:: What you should do ::
What you return must match the entries word for word, minus the pictures.

BEGIN

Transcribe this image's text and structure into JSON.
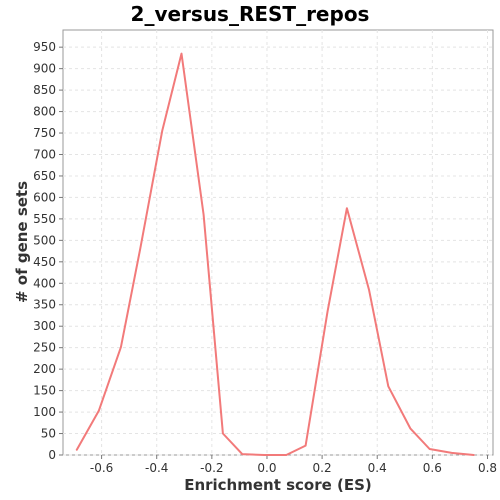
{
  "chart_data": {
    "type": "line",
    "title": "2_versus_REST_repos",
    "xlabel": "Enrichment score (ES)",
    "ylabel": "# of gene sets",
    "xlim": [
      -0.74,
      0.82
    ],
    "ylim": [
      0,
      990
    ],
    "x_ticks": [
      -0.6,
      -0.4,
      -0.2,
      0.0,
      0.2,
      0.4,
      0.6,
      0.8
    ],
    "x_tick_labels": [
      "-0.6",
      "-0.4",
      "-0.2",
      "0.0",
      "0.2",
      "0.4",
      "0.6",
      "0.8"
    ],
    "y_ticks": [
      0,
      50,
      100,
      150,
      200,
      250,
      300,
      350,
      400,
      450,
      500,
      550,
      600,
      650,
      700,
      750,
      800,
      850,
      900,
      950
    ],
    "y_tick_labels": [
      "0",
      "50",
      "100",
      "150",
      "200",
      "250",
      "300",
      "350",
      "400",
      "450",
      "500",
      "550",
      "600",
      "650",
      "700",
      "750",
      "800",
      "850",
      "900",
      "950"
    ],
    "grid": true,
    "legend": "none",
    "line_color": "#F27A7A",
    "series": [
      {
        "x": [
          -0.69,
          -0.61,
          -0.53,
          -0.46,
          -0.38,
          -0.31,
          -0.23,
          -0.16,
          -0.09,
          -0.01,
          0.07,
          0.14,
          0.22,
          0.29,
          0.37,
          0.44,
          0.52,
          0.59,
          0.67,
          0.75
        ],
        "y": [
          12,
          103,
          251,
          480,
          755,
          935,
          560,
          50,
          2,
          0,
          0,
          22,
          335,
          575,
          385,
          160,
          62,
          14,
          5,
          0
        ]
      }
    ]
  }
}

END

:: Output of the task ::
Transcribe this image's text and structure into JSON.
{
  "chart_data": {
    "type": "line",
    "title": "2_versus_REST_repos",
    "xlabel": "Enrichment score (ES)",
    "ylabel": "# of gene sets",
    "xlim": [
      -0.74,
      0.82
    ],
    "ylim": [
      0,
      990
    ],
    "x_ticks": [
      -0.6,
      -0.4,
      -0.2,
      0.0,
      0.2,
      0.4,
      0.6,
      0.8
    ],
    "x_tick_labels": [
      "-0.6",
      "-0.4",
      "-0.2",
      "0.0",
      "0.2",
      "0.4",
      "0.6",
      "0.8"
    ],
    "y_ticks": [
      0,
      50,
      100,
      150,
      200,
      250,
      300,
      350,
      400,
      450,
      500,
      550,
      600,
      650,
      700,
      750,
      800,
      850,
      900,
      950
    ],
    "y_tick_labels": [
      "0",
      "50",
      "100",
      "150",
      "200",
      "250",
      "300",
      "350",
      "400",
      "450",
      "500",
      "550",
      "600",
      "650",
      "700",
      "750",
      "800",
      "850",
      "900",
      "950"
    ],
    "grid": true,
    "legend": "none",
    "line_color": "#F27A7A",
    "series": [
      {
        "x": [
          -0.69,
          -0.61,
          -0.53,
          -0.46,
          -0.38,
          -0.31,
          -0.23,
          -0.16,
          -0.09,
          -0.01,
          0.07,
          0.14,
          0.22,
          0.29,
          0.37,
          0.44,
          0.52,
          0.59,
          0.67,
          0.75
        ],
        "y": [
          12,
          103,
          251,
          480,
          755,
          935,
          560,
          50,
          2,
          0,
          0,
          22,
          335,
          575,
          385,
          160,
          62,
          14,
          5,
          0
        ]
      }
    ]
  }
}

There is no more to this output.